▶ **THINGS TO DO**
1: Answer these from the text on independent advisors, one answer per line:
(a) What share of revenue do advisory services make up for advisors age 70 or older?
(b) On average, what percentage of revenue comes from health insurance sales for independent advisors under age 50?
(c) What percentage of IFPs still establishing the practice favor sourcing through an intermediary?
2: Please retype the part of the text on independent advisors starting at "Sales of two" and ending at "from life sales.".

▶ **EXTRACT PROVIDED**
[start]

Interestingly, advisory services account for a smaller percentage of revenue as advisors get older. For those blow age 50, advisory services make up 14 percent of their sales or revenue. Thereafter, the share of revenue diminishes to 12 percent (ages 50-59), 9 percent (ages 60-69) and just 3 percent for advisors age 70 or older.

Given that advisors tend to serve clients in the same age bracket as they, it’s perhaps not surprising that health insurance sales rise in tandem with the IFP’s age. Starting at an average of 12 percent for independent advisors under age 50, revenue from health insurance sales increases to 14 percent, 18 percent and 24 percent, respectively, for those ages 50 to 59, 60 to 69 and 70-plus.

Sales of two product categories that are comparatively steady over time are life insurance and annuities. The LIMRA-NUL survey pegs life sales at 14 percent for all but one IFP age group: those between ages 60 and 69 garner on average 11 percent of their revenue from life sales.

In respect to annuities, sales as a percentage of revenue are flat for IFPs ages 50 to 59 (19 percent) and 60-plus (20 percent). Annuity sales nab a smaller share (16 percent) of revenue for IFPs under age 50.

The survey also finds that the preferences of independent advisors in respect to product sourcing correlate with the maturity and fortunes of their practices. Most IFPs who are still establishing themselves (53 percent) and those who are established but have experienced some years of negative growth (55 percent) prefer to place their life insurance and/or fixed annuity business directly with insurance company.

In contrast, fewer than half of IFPs (49 percent) who are established and have a stable client base and revenue stream favor placing life/fixed annuity business directly. Still fewer IFPs do so who are established, have a stable base and are eyeing opportunities to expand their businesses.

Much of the rest of the business among these four IFP types is going through intermediaries, such brokerage-general agencies (BGAs) and independent market organizations (IMOs). The survey notes that IFPs aiming to grow their practices look to intermediaries to “drive efficiency and achieve scale.”

The break-down among IFPs who favor sourcing through an intermediary is as follows:

Still establishing the practice (39 percent)

Established with a stable client base and revenue stream (48 percent)

Established with a stable base and looking for growth opportunities (55 percent)

Established but have had some years of negative growth (42 percent).

[end]

▶ **DATASET SECTION**
[start]

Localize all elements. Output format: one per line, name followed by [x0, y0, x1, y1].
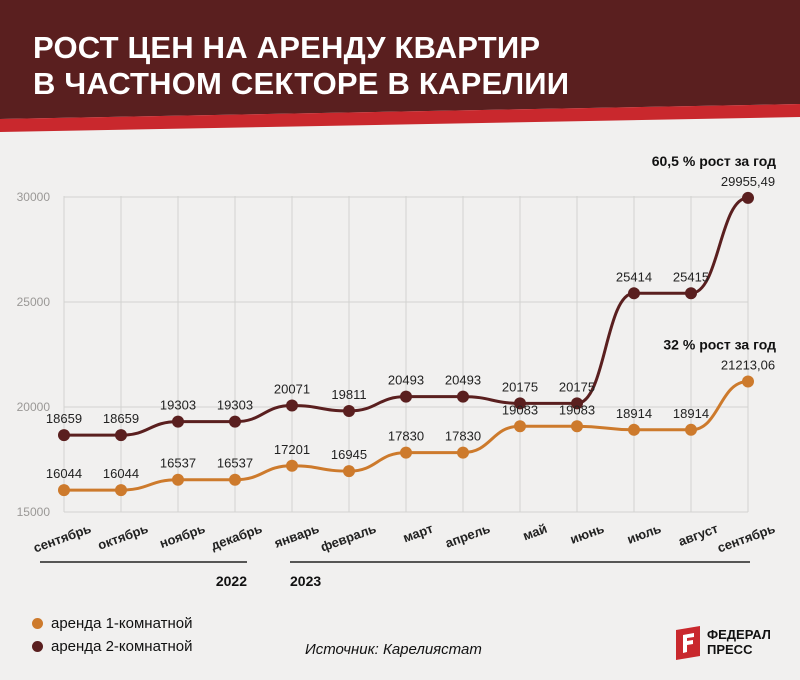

[end]

▶ **EXERCISE ANSWERS**
1:
(a) 3 percent
(b) 12 percent
(c) 39 percent

2:
Sales of two product categories that are comparatively steady over time are life insurance and annuities. The LIMRA-NUL survey pegs life sales at 14 percent for all but one IFP age group: those between ages 60 and 69 garner on average 11 percent of their revenue from life sales.